• What this task involves:
Pictures stay out of the copy; set down each line of the listing below exactly.

• Figure collection entries:
──────
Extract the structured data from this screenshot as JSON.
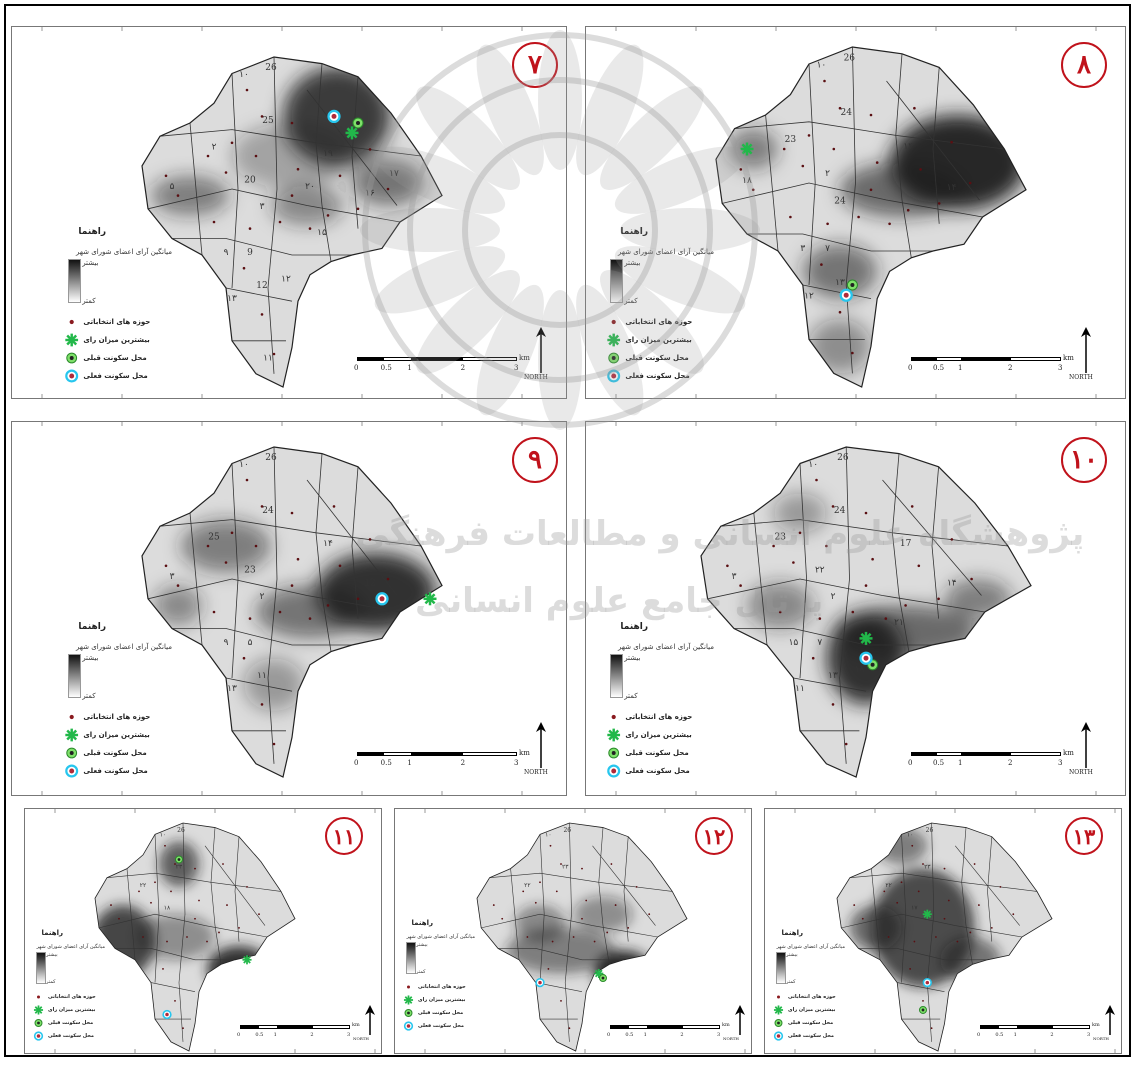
{
  "colors": {
    "accent": "#c0121b",
    "dark": "#2b2b2b",
    "light": "#d9d9d9"
  },
  "legend": {
    "title": "راهنما",
    "subtitle": "میانگین آرای اعضای شورای شهر",
    "high": "بیشتر",
    "low": "کمتر",
    "items": [
      "حوزه های انتخاباتی",
      "بیشترین میزان رای",
      "محل سکونت قبلی",
      "محل سکونت فعلی"
    ]
  },
  "scale": {
    "ticks": [
      "0",
      "0.5",
      "1",
      "2",
      "3"
    ],
    "unit": "km"
  },
  "north_label": "NORTH",
  "panels": [
    {
      "number": "۷",
      "zone_labels": [
        "۱۰",
        "26",
        "25",
        "۲",
        "20",
        "۳",
        "۵",
        "9",
        "۹",
        "۱۹",
        "۱۶",
        "12",
        "۱۳",
        "۱۲",
        "۱۵",
        "۱۷",
        "۱۱",
        "۲۰"
      ]
    },
    {
      "number": "۸",
      "zone_labels": [
        "۱۰",
        "26",
        "24",
        "23",
        "۲",
        "24",
        "۱۸",
        "۷",
        "۳",
        "۱۴",
        "۱۴",
        "۱۳",
        "۱۲"
      ]
    },
    {
      "number": "۹",
      "zone_labels": [
        "۱۰",
        "26",
        "24",
        "25",
        "23",
        "۲",
        "۳",
        "۵",
        "۹",
        "۱۴",
        "12",
        "۱۱",
        "۱۳"
      ]
    },
    {
      "number": "۱۰",
      "zone_labels": [
        "۱۰",
        "26",
        "24",
        "23",
        "۲۲",
        "۲",
        "۳",
        "۷",
        "۱۵",
        "17",
        "۱۴",
        "۱۳",
        "۱۱",
        "۱۸",
        "۲۱"
      ]
    },
    {
      "number": "۱۱",
      "zone_labels": [
        "۱۰",
        "26",
        "۲۳",
        "۲۲",
        "۱۸"
      ]
    },
    {
      "number": "۱۲",
      "zone_labels": [
        "۱۰",
        "26",
        "۲۳",
        "۲۲"
      ]
    },
    {
      "number": "۱۳",
      "zone_labels": [
        "۱۰",
        "26",
        "۲۳",
        "۲۲",
        "۱۷"
      ]
    }
  ]
}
──────
• Task answer:
Extract the structured data from this screenshot as JSON.
{
  "colors": {
    "accent": "#c0121b",
    "dark": "#2b2b2b",
    "light": "#d9d9d9"
  },
  "legend": {
    "title": "راهنما",
    "subtitle": "میانگین آرای اعضای شورای شهر",
    "high": "بیشتر",
    "low": "کمتر",
    "items": [
      "حوزه های انتخاباتی",
      "بیشترین میزان رای",
      "محل سکونت قبلی",
      "محل سکونت فعلی"
    ]
  },
  "scale": {
    "ticks": [
      "0",
      "0.5",
      "1",
      "2",
      "3"
    ],
    "unit": "km"
  },
  "north_label": "NORTH",
  "panels": [
    {
      "number": "۷",
      "zone_labels": [
        "۱۰",
        "26",
        "25",
        "۲",
        "20",
        "۳",
        "۵",
        "9",
        "۹",
        "۱۹",
        "۱۶",
        "12",
        "۱۳",
        "۱۲",
        "۱۵",
        "۱۷",
        "۱۱",
        "۲۰"
      ]
    },
    {
      "number": "۸",
      "zone_labels": [
        "۱۰",
        "26",
        "24",
        "23",
        "۲",
        "24",
        "۱۸",
        "۷",
        "۳",
        "۱۴",
        "۱۴",
        "۱۳",
        "۱۲"
      ]
    },
    {
      "number": "۹",
      "zone_labels": [
        "۱۰",
        "26",
        "24",
        "25",
        "23",
        "۲",
        "۳",
        "۵",
        "۹",
        "۱۴",
        "12",
        "۱۱",
        "۱۳"
      ]
    },
    {
      "number": "۱۰",
      "zone_labels": [
        "۱۰",
        "26",
        "24",
        "23",
        "۲۲",
        "۲",
        "۳",
        "۷",
        "۱۵",
        "17",
        "۱۴",
        "۱۳",
        "۱۱",
        "۱۸",
        "۲۱"
      ]
    },
    {
      "number": "۱۱",
      "zone_labels": [
        "۱۰",
        "26",
        "۲۳",
        "۲۲",
        "۱۸"
      ]
    },
    {
      "number": "۱۲",
      "zone_labels": [
        "۱۰",
        "26",
        "۲۳",
        "۲۲"
      ]
    },
    {
      "number": "۱۳",
      "zone_labels": [
        "۱۰",
        "26",
        "۲۳",
        "۲۲",
        "۱۷"
      ]
    }
  ]
}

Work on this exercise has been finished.